Records about charts and figures:
☆ ☆ ☆
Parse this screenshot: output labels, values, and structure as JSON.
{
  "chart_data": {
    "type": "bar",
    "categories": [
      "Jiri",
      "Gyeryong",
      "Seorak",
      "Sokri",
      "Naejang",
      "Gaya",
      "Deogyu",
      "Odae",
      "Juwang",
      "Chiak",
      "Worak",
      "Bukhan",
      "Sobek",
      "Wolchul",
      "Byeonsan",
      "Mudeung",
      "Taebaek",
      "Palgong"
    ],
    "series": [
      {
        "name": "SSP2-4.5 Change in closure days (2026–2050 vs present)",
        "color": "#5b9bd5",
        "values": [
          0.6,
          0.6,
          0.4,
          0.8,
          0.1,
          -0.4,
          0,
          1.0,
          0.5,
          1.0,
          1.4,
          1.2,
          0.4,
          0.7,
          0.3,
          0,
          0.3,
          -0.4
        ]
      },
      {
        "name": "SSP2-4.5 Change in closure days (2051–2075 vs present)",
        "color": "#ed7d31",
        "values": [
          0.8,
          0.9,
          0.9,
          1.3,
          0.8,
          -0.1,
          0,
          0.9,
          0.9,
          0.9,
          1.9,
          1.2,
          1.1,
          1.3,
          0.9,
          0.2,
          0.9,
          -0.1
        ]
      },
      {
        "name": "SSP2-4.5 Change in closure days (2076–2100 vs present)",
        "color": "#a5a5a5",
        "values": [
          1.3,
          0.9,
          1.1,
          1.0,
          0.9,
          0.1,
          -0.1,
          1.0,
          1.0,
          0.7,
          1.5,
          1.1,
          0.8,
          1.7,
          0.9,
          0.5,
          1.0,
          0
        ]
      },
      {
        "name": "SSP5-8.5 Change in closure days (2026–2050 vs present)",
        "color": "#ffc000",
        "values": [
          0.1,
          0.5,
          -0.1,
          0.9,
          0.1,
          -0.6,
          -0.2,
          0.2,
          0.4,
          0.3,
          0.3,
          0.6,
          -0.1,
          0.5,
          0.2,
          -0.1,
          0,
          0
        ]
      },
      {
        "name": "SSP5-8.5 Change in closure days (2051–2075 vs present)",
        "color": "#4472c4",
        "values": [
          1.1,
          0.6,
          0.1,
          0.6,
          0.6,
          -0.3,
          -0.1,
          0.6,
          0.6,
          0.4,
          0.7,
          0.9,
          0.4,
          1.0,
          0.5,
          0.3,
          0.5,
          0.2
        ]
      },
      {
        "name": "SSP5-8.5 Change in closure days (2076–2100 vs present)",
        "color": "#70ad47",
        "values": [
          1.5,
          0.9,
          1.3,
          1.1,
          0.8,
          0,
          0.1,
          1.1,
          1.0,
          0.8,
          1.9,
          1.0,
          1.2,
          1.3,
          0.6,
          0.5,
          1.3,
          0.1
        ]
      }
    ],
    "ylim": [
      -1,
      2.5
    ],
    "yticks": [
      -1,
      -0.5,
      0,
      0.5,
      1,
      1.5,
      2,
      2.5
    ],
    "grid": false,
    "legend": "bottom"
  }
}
☆ ☆ ☆
● TASK DIRECTIONS: Recopy the entries above exactly, with every line included.

● WORKED SOLUTION:
Parse this screenshot: output labels, values, and structure as JSON.
{
  "chart_data": {
    "type": "bar",
    "categories": [
      "Jiri",
      "Gyeryong",
      "Seorak",
      "Sokri",
      "Naejang",
      "Gaya",
      "Deogyu",
      "Odae",
      "Juwang",
      "Chiak",
      "Worak",
      "Bukhan",
      "Sobek",
      "Wolchul",
      "Byeonsan",
      "Mudeung",
      "Taebaek",
      "Palgong"
    ],
    "series": [
      {
        "name": "SSP2-4.5 Change in closure days (2026–2050 vs present)",
        "color": "#5b9bd5",
        "values": [
          0.6,
          0.6,
          0.4,
          0.8,
          0.1,
          -0.4,
          0,
          1.0,
          0.5,
          1.0,
          1.4,
          1.2,
          0.4,
          0.7,
          0.3,
          0,
          0.3,
          -0.4
        ]
      },
      {
        "name": "SSP2-4.5 Change in closure days (2051–2075 vs present)",
        "color": "#ed7d31",
        "values": [
          0.8,
          0.9,
          0.9,
          1.3,
          0.8,
          -0.1,
          0,
          0.9,
          0.9,
          0.9,
          1.9,
          1.2,
          1.1,
          1.3,
          0.9,
          0.2,
          0.9,
          -0.1
        ]
      },
      {
        "name": "SSP2-4.5 Change in closure days (2076–2100 vs present)",
        "color": "#a5a5a5",
        "values": [
          1.3,
          0.9,
          1.1,
          1.0,
          0.9,
          0.1,
          -0.1,
          1.0,
          1.0,
          0.7,
          1.5,
          1.1,
          0.8,
          1.7,
          0.9,
          0.5,
          1.0,
          0
        ]
      },
      {
        "name": "SSP5-8.5 Change in closure days (2026–2050 vs present)",
        "color": "#ffc000",
        "values": [
          0.1,
          0.5,
          -0.1,
          0.9,
          0.1,
          -0.6,
          -0.2,
          0.2,
          0.4,
          0.3,
          0.3,
          0.6,
          -0.1,
          0.5,
          0.2,
          -0.1,
          0,
          0
        ]
      },
      {
        "name": "SSP5-8.5 Change in closure days (2051–2075 vs present)",
        "color": "#4472c4",
        "values": [
          1.1,
          0.6,
          0.1,
          0.6,
          0.6,
          -0.3,
          -0.1,
          0.6,
          0.6,
          0.4,
          0.7,
          0.9,
          0.4,
          1.0,
          0.5,
          0.3,
          0.5,
          0.2
        ]
      },
      {
        "name": "SSP5-8.5 Change in closure days (2076–2100 vs present)",
        "color": "#70ad47",
        "values": [
          1.5,
          0.9,
          1.3,
          1.1,
          0.8,
          0,
          0.1,
          1.1,
          1.0,
          0.8,
          1.9,
          1.0,
          1.2,
          1.3,
          0.6,
          0.5,
          1.3,
          0.1
        ]
      }
    ],
    "ylim": [
      -1,
      2.5
    ],
    "yticks": [
      -1,
      -0.5,
      0,
      0.5,
      1,
      1.5,
      2,
      2.5
    ],
    "grid": false,
    "legend": "bottom"
  }
}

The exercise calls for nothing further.